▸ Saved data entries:

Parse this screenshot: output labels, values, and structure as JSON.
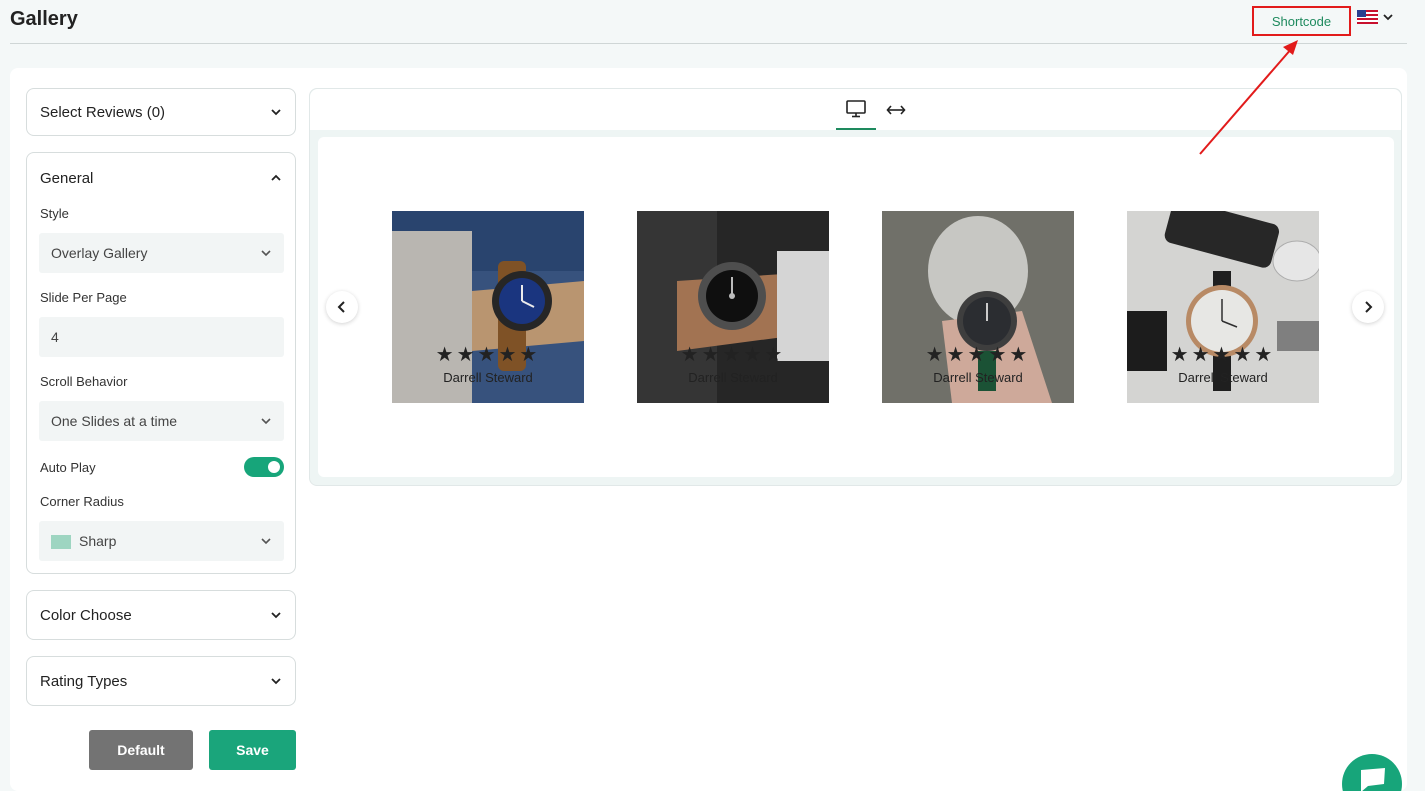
{
  "header": {
    "title": "Gallery",
    "shortcode_label": "Shortcode",
    "language_icon": "us-flag-icon"
  },
  "sidebar": {
    "select_reviews": {
      "label": "Select Reviews (0)"
    },
    "general": {
      "label": "General",
      "style": {
        "label": "Style",
        "value": "Overlay Gallery"
      },
      "slide_per_page": {
        "label": "Slide Per Page",
        "value": "4"
      },
      "scroll_behavior": {
        "label": "Scroll Behavior",
        "value": "One Slides at a time"
      },
      "auto_play": {
        "label": "Auto Play",
        "enabled": true
      },
      "corner_radius": {
        "label": "Corner Radius",
        "value": "Sharp",
        "swatch_color": "#9ed5c1"
      }
    },
    "color_choose": {
      "label": "Color Choose"
    },
    "rating_types": {
      "label": "Rating Types"
    },
    "buttons": {
      "default_label": "Default",
      "save_label": "Save"
    }
  },
  "preview": {
    "tabs": [
      "desktop-icon",
      "full-width-icon"
    ],
    "active_tab": "desktop-icon",
    "slides": [
      {
        "stars": "★★★★★",
        "rating": 5,
        "reviewer": "Darrell Steward",
        "image": "watch-blue-dial-on-wrist"
      },
      {
        "stars": "★★★★★",
        "rating": 5,
        "reviewer": "Darrell Steward",
        "image": "watch-black-dial-on-wrist"
      },
      {
        "stars": "★★★★★",
        "rating": 5,
        "reviewer": "Darrell Steward",
        "image": "watch-in-hand-with-dog"
      },
      {
        "stars": "★★★★★",
        "rating": 5,
        "reviewer": "Darrell Steward",
        "image": "watch-white-dial-on-table"
      }
    ]
  },
  "colors": {
    "accent": "#17a57a",
    "shortcode_text": "#1e8a5e",
    "highlight_red": "#e21b1b",
    "default_button": "#737373"
  }
}
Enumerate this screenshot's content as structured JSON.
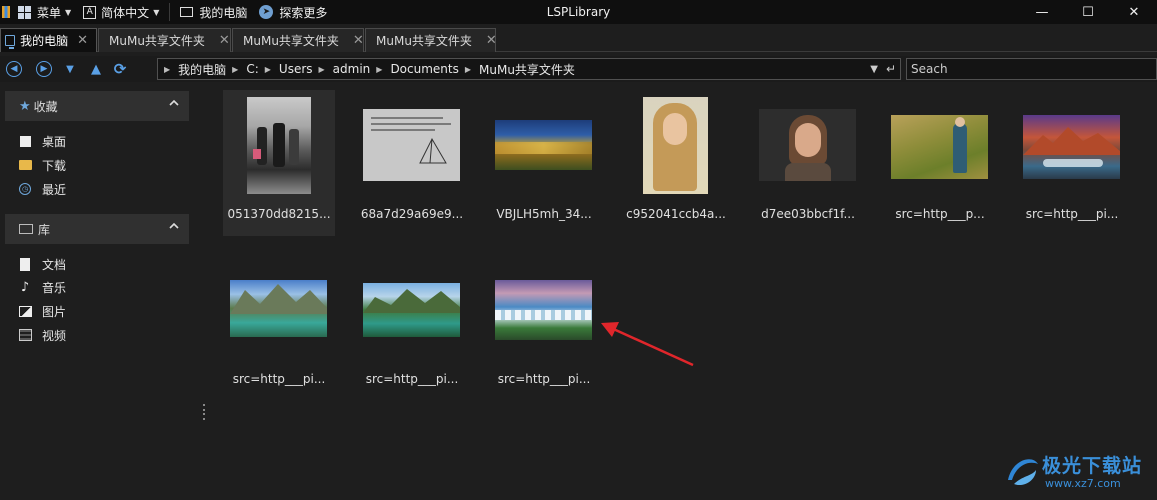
{
  "window": {
    "title": "LSPLibrary",
    "menu_label": "菜单",
    "language_label": "简体中文",
    "my_computer_label": "我的电脑",
    "explore_label": "探索更多",
    "minimize": "—",
    "maximize": "☐",
    "close": "✕"
  },
  "tabs": [
    {
      "label": "我的电脑",
      "close": "✕"
    },
    {
      "label": "MuMu共享文件夹",
      "close": "✕"
    },
    {
      "label": "MuMu共享文件夹",
      "close": "✕"
    },
    {
      "label": "MuMu共享文件夹",
      "close": "✕"
    }
  ],
  "address": {
    "breadcrumbs": [
      "我的电脑",
      "C:",
      "Users",
      "admin",
      "Documents",
      "MuMu共享文件夹"
    ]
  },
  "search": {
    "placeholder": "Seach"
  },
  "sidebar": {
    "favorites_title": "收藏",
    "favorites": [
      {
        "label": "桌面",
        "icon": "desktop-icon"
      },
      {
        "label": "下载",
        "icon": "download-folder-icon"
      },
      {
        "label": "最近",
        "icon": "clock-icon"
      }
    ],
    "library_title": "库",
    "library": [
      {
        "label": "文档",
        "icon": "document-icon"
      },
      {
        "label": "音乐",
        "icon": "music-icon"
      },
      {
        "label": "图片",
        "icon": "picture-icon"
      },
      {
        "label": "视频",
        "icon": "video-icon"
      }
    ]
  },
  "files": [
    {
      "name": "051370dd8215...",
      "selected": true
    },
    {
      "name": "68a7d29a69e9..."
    },
    {
      "name": "VBJLH5mh_34..."
    },
    {
      "name": "c952041ccb4a..."
    },
    {
      "name": "d7ee03bbcf1f..."
    },
    {
      "name": "src=http___p..."
    },
    {
      "name": "src=http___pi..."
    },
    {
      "name": "src=http___pi..."
    },
    {
      "name": "src=http___pi..."
    },
    {
      "name": "src=http___pi..."
    }
  ],
  "watermark": {
    "text": "极光下载站",
    "url": "www.xz7.com"
  },
  "colors": {
    "accent": "#5aa0e6",
    "arrow": "#e0262b"
  }
}
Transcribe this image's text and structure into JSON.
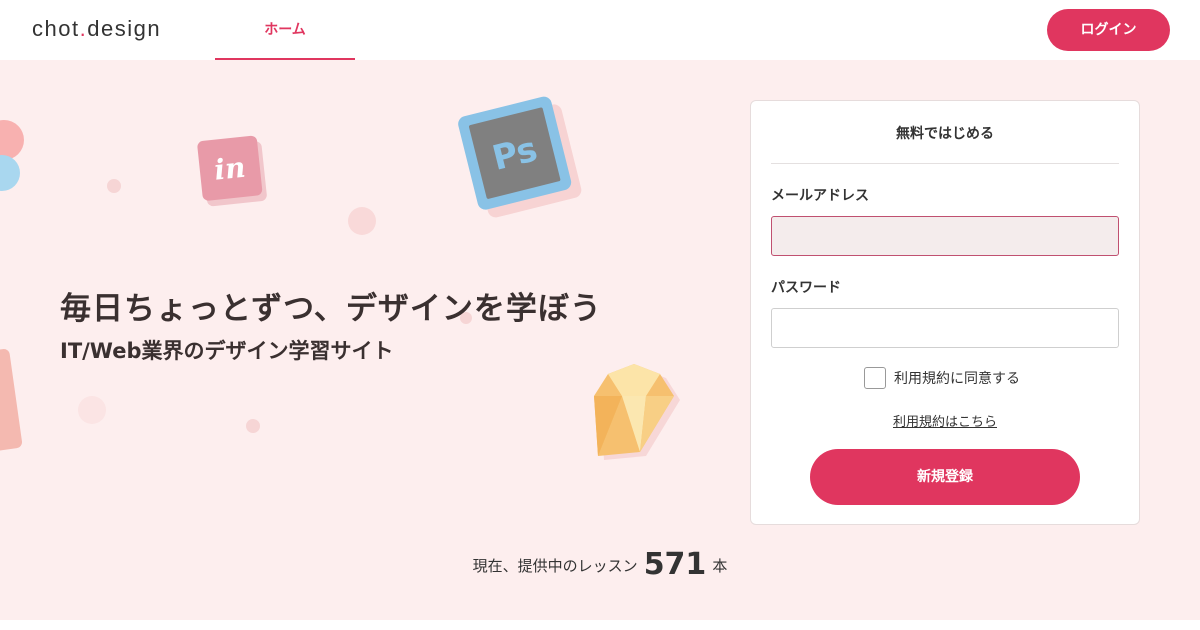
{
  "header": {
    "logo_part1": "chot",
    "logo_dot": ".",
    "logo_part2": "design",
    "tab_home": "ホーム",
    "login_label": "ログイン"
  },
  "hero": {
    "headline": "毎日ちょっとずつ、デザインを学ぼう",
    "subheadline": "IT/Web業界のデザイン学習サイト",
    "icons": [
      "invision-icon",
      "photoshop-icon",
      "sketch-icon"
    ]
  },
  "signup_form": {
    "title": "無料ではじめる",
    "email_label": "メールアドレス",
    "email_value": "",
    "password_label": "パスワード",
    "password_value": "",
    "terms_checkbox_label": "利用規約に同意する",
    "terms_checked": false,
    "terms_link": "利用規約はこちら",
    "submit_label": "新規登録"
  },
  "lesson_count": {
    "prefix": "現在、提供中のレッスン",
    "count": "571",
    "unit": "本"
  },
  "colors": {
    "accent": "#e0365f",
    "hero_bg": "#fdeeee",
    "text": "#3a3030"
  }
}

▸ GOAL: Lines of the listing that contain the word "accent" are to be counted; report only their number.

▸ FINAL RESULT: 3